• _Aim of the task_
From the entries below, count every line that contains the word "manga". Please give the number and nothing else.

• _Dataset rows_

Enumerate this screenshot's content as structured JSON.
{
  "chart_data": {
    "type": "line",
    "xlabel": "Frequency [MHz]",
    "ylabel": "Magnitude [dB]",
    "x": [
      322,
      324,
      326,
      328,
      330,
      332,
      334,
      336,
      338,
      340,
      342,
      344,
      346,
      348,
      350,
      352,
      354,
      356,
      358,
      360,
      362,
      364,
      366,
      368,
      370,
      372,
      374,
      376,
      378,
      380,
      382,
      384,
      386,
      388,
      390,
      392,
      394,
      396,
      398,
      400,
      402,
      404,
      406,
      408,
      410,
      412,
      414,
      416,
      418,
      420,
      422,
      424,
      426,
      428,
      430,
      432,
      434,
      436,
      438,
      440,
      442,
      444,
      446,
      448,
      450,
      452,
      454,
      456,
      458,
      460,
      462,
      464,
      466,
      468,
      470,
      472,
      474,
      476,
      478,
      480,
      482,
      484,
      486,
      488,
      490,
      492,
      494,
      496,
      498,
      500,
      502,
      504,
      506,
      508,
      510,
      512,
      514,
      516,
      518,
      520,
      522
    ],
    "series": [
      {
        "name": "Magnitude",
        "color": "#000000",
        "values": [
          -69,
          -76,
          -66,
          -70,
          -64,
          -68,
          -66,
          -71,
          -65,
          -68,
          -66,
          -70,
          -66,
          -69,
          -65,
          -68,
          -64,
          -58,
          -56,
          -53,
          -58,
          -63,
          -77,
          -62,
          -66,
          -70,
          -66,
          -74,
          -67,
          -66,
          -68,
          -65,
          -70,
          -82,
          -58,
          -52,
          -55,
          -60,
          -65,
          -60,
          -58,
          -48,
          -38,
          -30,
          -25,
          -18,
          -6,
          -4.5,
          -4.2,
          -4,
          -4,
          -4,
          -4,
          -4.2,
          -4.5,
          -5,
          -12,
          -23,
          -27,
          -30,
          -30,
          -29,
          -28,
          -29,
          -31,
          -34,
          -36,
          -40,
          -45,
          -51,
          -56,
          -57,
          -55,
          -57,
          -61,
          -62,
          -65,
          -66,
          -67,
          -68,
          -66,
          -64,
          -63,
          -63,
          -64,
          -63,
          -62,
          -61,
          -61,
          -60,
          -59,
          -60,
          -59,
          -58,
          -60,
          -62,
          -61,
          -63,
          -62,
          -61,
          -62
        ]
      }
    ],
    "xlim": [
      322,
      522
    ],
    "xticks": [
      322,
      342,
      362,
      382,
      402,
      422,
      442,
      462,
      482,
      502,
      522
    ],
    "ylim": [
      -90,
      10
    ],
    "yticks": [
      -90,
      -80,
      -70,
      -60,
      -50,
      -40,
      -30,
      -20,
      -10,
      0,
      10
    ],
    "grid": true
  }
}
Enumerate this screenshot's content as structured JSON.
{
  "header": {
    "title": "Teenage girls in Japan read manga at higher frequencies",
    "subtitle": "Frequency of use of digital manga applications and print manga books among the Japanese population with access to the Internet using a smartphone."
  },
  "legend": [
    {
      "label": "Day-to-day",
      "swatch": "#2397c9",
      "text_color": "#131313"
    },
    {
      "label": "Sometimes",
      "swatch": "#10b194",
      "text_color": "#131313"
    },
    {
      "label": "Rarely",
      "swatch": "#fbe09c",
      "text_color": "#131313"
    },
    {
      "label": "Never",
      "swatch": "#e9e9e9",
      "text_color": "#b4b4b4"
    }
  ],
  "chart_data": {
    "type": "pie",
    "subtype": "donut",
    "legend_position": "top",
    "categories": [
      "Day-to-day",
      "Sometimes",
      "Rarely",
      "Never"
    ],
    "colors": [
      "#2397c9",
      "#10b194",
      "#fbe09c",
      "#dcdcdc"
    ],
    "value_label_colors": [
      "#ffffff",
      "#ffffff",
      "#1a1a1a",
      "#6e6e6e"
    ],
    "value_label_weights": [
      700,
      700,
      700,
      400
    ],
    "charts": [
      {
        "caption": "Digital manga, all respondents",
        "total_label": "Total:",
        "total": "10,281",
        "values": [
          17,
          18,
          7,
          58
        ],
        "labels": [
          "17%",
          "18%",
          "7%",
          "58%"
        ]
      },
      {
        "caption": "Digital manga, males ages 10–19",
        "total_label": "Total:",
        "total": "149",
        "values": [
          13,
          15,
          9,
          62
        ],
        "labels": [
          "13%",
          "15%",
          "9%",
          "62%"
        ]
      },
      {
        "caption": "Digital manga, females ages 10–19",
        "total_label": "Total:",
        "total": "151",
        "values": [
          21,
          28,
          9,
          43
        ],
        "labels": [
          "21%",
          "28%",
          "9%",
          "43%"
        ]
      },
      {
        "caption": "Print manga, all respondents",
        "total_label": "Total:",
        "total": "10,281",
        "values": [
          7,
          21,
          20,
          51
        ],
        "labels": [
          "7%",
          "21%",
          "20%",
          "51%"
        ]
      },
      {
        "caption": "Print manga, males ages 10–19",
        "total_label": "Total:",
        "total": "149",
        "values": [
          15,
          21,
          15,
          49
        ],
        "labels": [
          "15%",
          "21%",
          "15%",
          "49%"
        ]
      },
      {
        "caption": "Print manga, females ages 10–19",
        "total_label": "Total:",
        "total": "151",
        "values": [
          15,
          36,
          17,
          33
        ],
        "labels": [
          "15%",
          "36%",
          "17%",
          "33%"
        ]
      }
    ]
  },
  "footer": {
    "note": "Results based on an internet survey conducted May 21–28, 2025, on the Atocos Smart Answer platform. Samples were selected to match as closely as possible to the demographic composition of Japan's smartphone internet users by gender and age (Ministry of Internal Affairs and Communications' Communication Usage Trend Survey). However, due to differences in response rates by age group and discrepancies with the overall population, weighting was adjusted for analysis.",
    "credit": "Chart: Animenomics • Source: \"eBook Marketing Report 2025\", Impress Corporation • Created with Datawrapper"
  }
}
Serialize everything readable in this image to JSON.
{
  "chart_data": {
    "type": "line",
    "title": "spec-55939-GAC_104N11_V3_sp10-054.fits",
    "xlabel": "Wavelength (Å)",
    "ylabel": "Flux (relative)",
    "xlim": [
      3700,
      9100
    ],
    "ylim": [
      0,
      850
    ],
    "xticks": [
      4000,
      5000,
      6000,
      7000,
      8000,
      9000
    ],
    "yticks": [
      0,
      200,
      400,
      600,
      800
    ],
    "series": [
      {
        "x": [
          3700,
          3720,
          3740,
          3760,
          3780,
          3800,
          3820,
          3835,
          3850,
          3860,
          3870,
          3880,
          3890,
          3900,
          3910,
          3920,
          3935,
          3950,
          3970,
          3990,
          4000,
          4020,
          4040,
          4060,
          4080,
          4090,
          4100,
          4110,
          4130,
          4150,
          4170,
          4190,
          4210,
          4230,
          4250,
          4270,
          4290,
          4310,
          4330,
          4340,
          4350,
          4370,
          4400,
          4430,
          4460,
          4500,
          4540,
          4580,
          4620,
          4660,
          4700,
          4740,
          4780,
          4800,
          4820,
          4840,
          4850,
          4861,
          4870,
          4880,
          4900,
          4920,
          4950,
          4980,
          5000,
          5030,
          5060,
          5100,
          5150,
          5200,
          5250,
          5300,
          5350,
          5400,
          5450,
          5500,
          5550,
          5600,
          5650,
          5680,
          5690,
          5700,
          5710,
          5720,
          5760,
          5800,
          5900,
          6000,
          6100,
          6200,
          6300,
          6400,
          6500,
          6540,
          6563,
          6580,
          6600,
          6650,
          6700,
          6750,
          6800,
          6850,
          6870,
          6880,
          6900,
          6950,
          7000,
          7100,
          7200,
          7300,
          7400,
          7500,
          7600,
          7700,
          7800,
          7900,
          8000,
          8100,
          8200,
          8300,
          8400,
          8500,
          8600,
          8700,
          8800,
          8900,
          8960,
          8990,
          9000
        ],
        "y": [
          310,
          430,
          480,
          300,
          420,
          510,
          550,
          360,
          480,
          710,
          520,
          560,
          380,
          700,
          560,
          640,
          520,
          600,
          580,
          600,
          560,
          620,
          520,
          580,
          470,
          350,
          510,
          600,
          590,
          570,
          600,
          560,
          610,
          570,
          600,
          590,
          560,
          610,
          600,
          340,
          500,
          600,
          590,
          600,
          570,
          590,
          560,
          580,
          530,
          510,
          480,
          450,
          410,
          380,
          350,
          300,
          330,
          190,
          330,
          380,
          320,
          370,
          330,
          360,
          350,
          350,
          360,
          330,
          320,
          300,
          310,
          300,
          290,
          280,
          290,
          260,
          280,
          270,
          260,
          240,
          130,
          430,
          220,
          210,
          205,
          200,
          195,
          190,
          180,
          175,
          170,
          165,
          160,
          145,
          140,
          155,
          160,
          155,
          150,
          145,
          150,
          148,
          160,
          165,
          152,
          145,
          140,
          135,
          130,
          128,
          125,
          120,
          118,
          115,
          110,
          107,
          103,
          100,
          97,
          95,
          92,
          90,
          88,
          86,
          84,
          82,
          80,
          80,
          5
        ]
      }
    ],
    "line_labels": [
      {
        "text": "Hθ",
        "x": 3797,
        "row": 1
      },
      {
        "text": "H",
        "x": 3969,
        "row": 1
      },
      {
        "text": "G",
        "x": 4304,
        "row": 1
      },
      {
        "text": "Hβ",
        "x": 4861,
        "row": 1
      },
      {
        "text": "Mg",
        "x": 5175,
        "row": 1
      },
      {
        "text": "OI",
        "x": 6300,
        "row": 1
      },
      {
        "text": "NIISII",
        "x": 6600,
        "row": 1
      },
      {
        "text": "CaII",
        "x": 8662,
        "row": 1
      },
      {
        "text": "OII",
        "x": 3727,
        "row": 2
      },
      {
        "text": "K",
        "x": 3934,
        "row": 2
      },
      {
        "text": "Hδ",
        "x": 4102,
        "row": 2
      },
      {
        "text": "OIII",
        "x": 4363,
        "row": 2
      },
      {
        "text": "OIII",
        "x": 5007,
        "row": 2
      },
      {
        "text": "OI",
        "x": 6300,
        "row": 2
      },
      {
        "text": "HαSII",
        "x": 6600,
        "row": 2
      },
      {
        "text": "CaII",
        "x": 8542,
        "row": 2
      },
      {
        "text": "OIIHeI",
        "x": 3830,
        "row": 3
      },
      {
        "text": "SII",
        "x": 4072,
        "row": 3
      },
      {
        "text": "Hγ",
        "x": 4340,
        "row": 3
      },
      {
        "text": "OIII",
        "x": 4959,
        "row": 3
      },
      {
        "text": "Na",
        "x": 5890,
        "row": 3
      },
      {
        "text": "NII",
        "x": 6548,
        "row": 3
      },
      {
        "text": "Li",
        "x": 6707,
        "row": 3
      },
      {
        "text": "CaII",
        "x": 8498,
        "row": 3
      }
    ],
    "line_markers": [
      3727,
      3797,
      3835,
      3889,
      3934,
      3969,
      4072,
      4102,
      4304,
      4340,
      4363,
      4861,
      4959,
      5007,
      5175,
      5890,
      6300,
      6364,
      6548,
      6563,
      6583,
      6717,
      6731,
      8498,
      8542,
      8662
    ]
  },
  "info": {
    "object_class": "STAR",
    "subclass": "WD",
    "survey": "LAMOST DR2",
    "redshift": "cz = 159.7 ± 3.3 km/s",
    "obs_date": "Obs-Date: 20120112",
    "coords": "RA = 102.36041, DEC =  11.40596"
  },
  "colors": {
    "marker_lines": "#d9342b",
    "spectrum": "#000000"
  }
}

• _Task solution_
8